Reproduce all the material exactly, minus any pictures it holds.

start Stored rows

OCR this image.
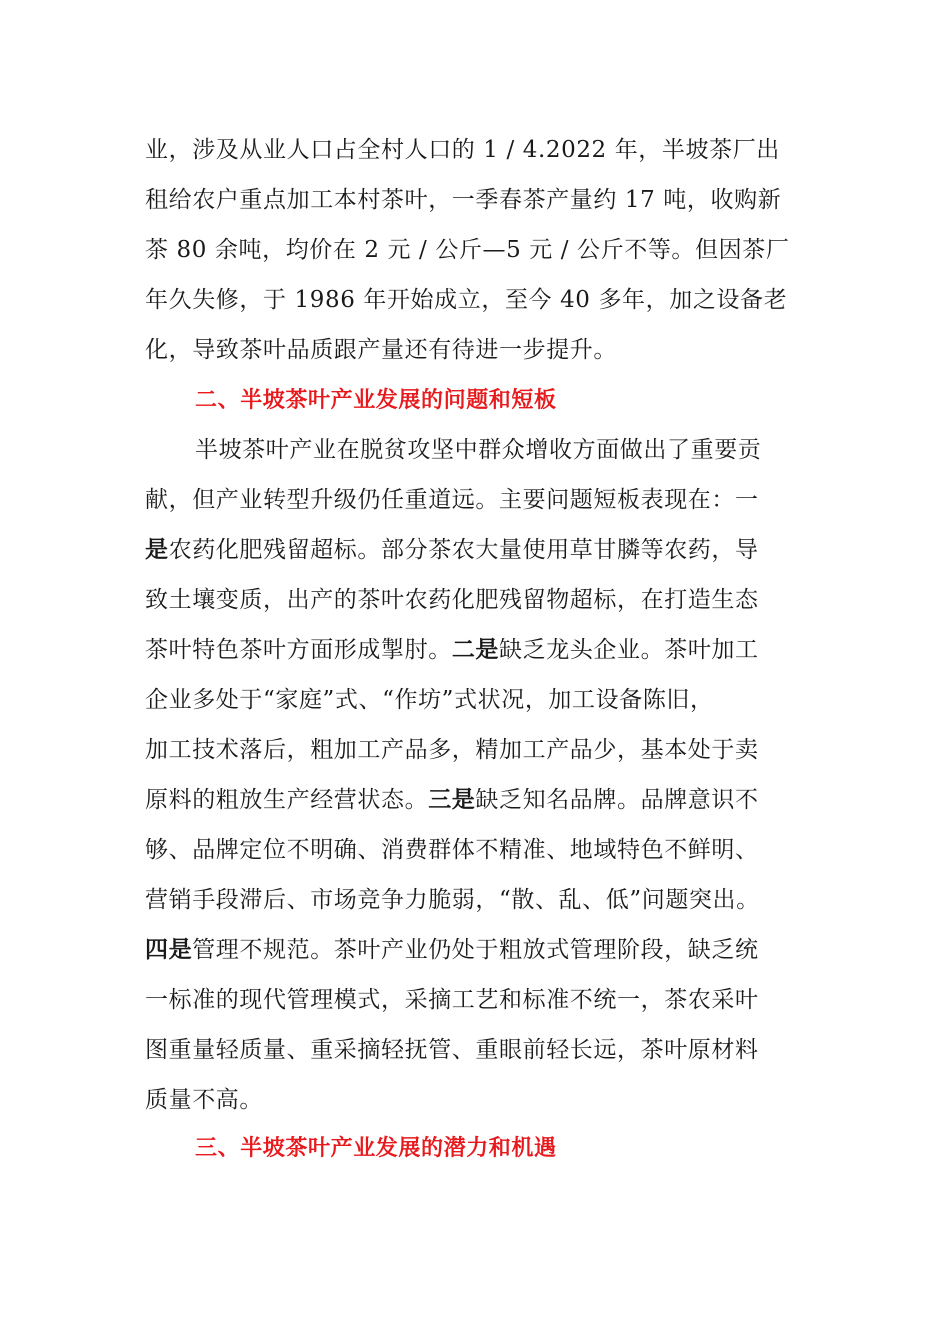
业，涉及从业人口占全村人口的 1 / 4.2022 年，半坡茶厂出
租给农户重点加工本村茶叶，一季春茶产量约 17 吨，收购新
茶 80 余吨，均价在 2 元 / 公斤—5 元 / 公斤不等。但因茶厂
年久失修，于 1986 年开始成立，至今 40 多年，加之设备老
化，导致茶叶品质跟产量还有待进一步提升。
二、半坡茶叶产业发展的问题和短板
半坡茶叶产业在脱贫攻坚中群众增收方面做出了重要贡
献，但产业转型升级仍任重道远。主要问题短板表现在：一
是农药化肥残留超标。部分茶农大量使用草甘膦等农药，导
致土壤变质，出产的茶叶农药化肥残留物超标，在打造生态
茶叶特色茶叶方面形成掣肘。二是缺乏龙头企业。茶叶加工
企业多处于“家庭”式、“作坊”式状况，加工设备陈旧，
加工技术落后，粗加工产品多，精加工产品少，基本处于卖
原料的粗放生产经营状态。三是缺乏知名品牌。品牌意识不
够、品牌定位不明确、消费群体不精准、地域特色不鲜明、
营销手段滞后、市场竞争力脆弱，“散、乱、低”问题突出。
四是管理不规范。茶叶产业仍处于粗放式管理阶段，缺乏统
一标准的现代管理模式，采摘工艺和标准不统一，茶农采叶
图重量轻质量、重采摘轻抚管、重眼前轻长远，茶叶原材料
质量不高。
三、半坡茶叶产业发展的潜力和机遇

end Stored rows

* _Answer below_
OCR this image.
业，涉及从业人口占全村人口的 1 / 4.2022 年，半坡茶厂出
租给农户重点加工本村茶叶，一季春茶产量约 17 吨，收购新
茶 80 余吨，均价在 2 元 / 公斤—5 元 / 公斤不等。但因茶厂
年久失修，于 1986 年开始成立，至今 40 多年，加之设备老
化，导致茶叶品质跟产量还有待进一步提升。
二、半坡茶叶产业发展的问题和短板
半坡茶叶产业在脱贫攻坚中群众增收方面做出了重要贡
献，但产业转型升级仍任重道远。主要问题短板表现在：一
是农药化肥残留超标。部分茶农大量使用草甘膦等农药，导
致土壤变质，出产的茶叶农药化肥残留物超标，在打造生态
茶叶特色茶叶方面形成掣肘。二是缺乏龙头企业。茶叶加工
企业多处于“家庭”式、“作坊”式状况，加工设备陈旧，
加工技术落后，粗加工产品多，精加工产品少，基本处于卖
原料的粗放生产经营状态。三是缺乏知名品牌。品牌意识不
够、品牌定位不明确、消费群体不精准、地域特色不鲜明、
营销手段滞后、市场竞争力脆弱，“散、乱、低”问题突出。
四是管理不规范。茶叶产业仍处于粗放式管理阶段，缺乏统
一标准的现代管理模式，采摘工艺和标准不统一，茶农采叶
图重量轻质量、重采摘轻抚管、重眼前轻长远，茶叶原材料
质量不高。
三、半坡茶叶产业发展的潜力和机遇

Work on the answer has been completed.